| Activity |
Report, as a bare number, how many lines of the entries below contain "building".

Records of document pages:
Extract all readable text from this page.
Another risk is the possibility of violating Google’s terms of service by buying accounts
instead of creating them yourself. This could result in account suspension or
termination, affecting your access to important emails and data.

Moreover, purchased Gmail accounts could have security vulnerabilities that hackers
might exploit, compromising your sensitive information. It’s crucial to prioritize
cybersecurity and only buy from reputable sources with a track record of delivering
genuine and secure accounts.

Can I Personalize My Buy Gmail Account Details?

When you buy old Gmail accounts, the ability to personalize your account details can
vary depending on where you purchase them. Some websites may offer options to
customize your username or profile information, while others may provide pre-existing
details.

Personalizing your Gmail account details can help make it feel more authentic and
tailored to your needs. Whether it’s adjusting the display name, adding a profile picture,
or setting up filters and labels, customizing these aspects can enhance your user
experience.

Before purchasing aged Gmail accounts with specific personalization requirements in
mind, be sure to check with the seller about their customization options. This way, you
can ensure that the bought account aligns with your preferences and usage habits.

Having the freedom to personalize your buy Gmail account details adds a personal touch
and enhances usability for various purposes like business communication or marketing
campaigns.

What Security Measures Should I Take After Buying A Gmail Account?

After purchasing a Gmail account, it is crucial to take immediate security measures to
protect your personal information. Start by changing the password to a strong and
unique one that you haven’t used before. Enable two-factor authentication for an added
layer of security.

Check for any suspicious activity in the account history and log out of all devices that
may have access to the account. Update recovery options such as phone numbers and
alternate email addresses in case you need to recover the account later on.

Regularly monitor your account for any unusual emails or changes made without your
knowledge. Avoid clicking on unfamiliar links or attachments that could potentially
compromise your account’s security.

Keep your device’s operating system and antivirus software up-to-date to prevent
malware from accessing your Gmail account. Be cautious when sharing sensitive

==

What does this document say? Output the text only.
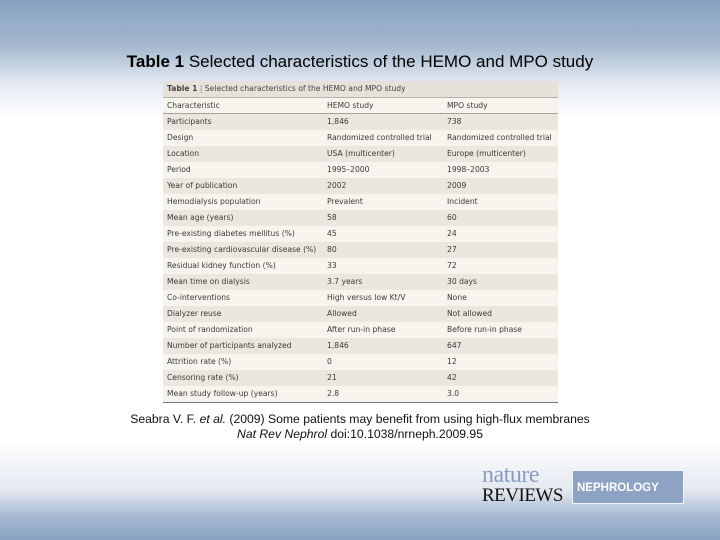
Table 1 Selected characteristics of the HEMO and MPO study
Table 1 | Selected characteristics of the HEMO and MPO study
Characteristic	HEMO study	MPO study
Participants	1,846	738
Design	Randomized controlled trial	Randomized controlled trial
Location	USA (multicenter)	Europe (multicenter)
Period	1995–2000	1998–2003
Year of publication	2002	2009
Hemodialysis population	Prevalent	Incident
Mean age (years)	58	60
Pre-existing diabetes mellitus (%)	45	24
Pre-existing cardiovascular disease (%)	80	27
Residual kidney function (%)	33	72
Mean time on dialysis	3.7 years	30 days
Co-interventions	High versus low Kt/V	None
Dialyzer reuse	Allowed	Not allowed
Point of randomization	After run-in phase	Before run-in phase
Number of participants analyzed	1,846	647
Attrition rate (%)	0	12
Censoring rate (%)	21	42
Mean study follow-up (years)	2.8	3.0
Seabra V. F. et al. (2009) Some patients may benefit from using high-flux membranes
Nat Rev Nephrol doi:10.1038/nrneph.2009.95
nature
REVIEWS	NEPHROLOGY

---

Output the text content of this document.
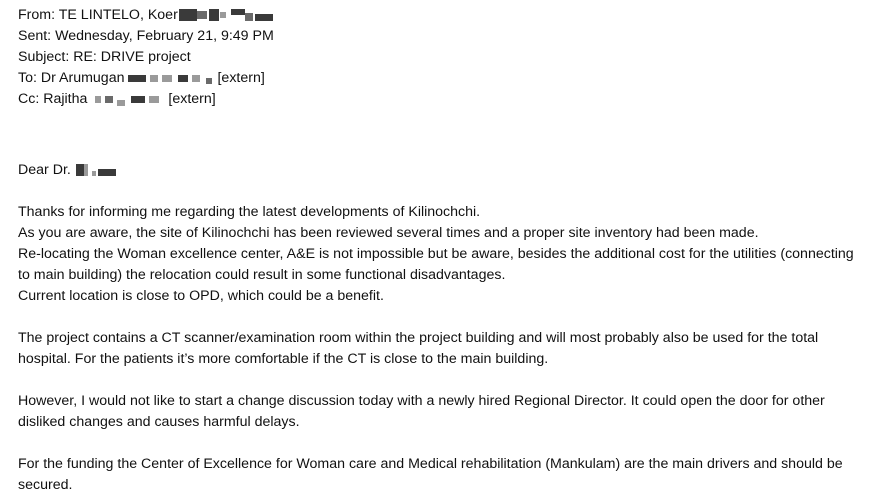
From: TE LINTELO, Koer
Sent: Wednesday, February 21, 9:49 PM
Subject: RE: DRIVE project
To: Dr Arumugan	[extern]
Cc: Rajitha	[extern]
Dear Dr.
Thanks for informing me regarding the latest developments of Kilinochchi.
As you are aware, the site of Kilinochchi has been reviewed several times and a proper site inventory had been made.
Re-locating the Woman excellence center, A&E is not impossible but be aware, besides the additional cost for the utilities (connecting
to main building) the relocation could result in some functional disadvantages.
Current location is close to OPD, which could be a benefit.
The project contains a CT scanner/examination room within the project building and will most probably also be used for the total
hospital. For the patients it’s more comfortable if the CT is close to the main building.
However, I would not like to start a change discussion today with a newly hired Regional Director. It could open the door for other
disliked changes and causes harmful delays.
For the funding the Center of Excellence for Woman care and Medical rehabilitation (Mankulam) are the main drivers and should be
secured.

| Expected output |
3